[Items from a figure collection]
· · · · · · ·

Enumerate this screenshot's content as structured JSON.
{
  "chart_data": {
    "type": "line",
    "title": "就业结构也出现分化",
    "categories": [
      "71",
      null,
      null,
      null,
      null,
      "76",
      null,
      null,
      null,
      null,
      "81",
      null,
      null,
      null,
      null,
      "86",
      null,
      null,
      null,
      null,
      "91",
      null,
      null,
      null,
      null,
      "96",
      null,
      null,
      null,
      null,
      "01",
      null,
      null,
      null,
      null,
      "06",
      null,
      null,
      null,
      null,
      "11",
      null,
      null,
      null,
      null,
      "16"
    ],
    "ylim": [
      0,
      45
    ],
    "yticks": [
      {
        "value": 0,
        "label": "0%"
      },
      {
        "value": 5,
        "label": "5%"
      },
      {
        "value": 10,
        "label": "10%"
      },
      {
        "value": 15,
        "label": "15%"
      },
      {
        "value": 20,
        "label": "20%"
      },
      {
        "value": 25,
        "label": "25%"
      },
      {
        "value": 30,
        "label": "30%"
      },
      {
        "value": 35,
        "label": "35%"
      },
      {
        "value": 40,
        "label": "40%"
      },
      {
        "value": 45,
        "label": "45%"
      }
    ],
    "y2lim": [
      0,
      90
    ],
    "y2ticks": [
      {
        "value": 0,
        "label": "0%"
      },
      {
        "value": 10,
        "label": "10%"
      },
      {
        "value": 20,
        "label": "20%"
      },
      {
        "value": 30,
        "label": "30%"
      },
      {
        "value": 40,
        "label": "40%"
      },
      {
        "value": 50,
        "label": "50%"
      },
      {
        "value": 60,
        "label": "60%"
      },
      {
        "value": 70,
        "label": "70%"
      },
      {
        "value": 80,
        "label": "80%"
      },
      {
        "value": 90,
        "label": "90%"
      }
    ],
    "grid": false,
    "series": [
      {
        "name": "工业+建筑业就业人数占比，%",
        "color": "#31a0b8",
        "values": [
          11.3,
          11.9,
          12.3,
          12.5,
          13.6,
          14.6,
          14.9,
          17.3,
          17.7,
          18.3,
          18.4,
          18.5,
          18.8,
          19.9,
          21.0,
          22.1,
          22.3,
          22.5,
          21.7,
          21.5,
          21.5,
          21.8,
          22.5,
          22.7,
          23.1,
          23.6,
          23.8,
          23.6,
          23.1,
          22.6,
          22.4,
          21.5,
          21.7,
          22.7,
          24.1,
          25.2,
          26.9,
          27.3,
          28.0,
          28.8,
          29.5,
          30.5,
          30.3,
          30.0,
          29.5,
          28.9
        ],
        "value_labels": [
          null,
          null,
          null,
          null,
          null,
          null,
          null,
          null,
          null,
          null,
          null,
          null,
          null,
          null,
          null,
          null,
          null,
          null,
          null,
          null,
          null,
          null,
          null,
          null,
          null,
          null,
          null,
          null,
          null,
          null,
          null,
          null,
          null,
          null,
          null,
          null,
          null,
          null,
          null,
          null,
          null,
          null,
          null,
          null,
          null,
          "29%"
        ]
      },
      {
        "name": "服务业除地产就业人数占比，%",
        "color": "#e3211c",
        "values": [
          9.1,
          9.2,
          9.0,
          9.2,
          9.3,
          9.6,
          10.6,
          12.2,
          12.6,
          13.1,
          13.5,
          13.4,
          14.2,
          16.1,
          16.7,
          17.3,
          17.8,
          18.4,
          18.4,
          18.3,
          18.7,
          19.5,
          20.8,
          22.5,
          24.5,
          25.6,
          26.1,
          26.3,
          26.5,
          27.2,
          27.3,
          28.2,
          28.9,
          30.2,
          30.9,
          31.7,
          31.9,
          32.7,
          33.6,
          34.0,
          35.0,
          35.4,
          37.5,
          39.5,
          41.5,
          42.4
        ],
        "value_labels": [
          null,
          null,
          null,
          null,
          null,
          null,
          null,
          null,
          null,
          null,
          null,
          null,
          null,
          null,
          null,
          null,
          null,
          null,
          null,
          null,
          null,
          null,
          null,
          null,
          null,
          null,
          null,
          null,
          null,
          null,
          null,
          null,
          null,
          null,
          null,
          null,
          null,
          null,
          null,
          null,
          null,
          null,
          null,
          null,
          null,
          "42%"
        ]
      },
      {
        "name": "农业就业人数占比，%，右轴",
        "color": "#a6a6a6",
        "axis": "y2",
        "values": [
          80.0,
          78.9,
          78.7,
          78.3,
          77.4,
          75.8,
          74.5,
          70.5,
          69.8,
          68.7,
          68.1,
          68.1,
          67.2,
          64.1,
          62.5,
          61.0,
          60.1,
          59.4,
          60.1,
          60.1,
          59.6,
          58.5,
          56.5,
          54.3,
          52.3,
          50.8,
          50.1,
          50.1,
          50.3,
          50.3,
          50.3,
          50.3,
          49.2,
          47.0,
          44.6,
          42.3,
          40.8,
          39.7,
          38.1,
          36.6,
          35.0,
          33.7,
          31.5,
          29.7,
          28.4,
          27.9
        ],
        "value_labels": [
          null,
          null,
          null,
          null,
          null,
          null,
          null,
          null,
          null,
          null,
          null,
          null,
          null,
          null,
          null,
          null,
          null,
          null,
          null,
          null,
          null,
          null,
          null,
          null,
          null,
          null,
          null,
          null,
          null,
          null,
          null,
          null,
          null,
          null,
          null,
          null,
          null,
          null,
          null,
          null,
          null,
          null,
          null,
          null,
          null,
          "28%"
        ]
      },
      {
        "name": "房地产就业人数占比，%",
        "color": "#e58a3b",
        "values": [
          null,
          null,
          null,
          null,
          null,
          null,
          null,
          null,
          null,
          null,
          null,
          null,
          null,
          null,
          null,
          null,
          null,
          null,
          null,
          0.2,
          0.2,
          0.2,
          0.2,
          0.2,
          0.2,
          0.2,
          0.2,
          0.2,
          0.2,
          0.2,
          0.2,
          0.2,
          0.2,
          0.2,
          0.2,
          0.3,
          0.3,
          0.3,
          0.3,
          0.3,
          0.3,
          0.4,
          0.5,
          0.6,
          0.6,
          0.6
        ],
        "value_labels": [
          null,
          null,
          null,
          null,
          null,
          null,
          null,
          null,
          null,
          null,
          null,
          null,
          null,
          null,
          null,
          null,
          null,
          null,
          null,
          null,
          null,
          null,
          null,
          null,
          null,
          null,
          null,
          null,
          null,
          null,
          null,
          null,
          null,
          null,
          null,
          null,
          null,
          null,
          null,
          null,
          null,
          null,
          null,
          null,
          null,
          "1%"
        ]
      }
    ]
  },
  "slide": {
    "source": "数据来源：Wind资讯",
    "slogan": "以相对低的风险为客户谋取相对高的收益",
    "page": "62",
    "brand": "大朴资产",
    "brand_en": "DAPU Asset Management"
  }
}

· · · · · · ·

• Exercise:
Pull out and copy each line containing the string "name".

• Task solution:
        "name": "工业+建筑业就业人数占比，%",
        "name": "服务业除地产就业人数占比，%",
        "name": "农业就业人数占比，%，右轴",
        "name": "房地产就业人数占比，%",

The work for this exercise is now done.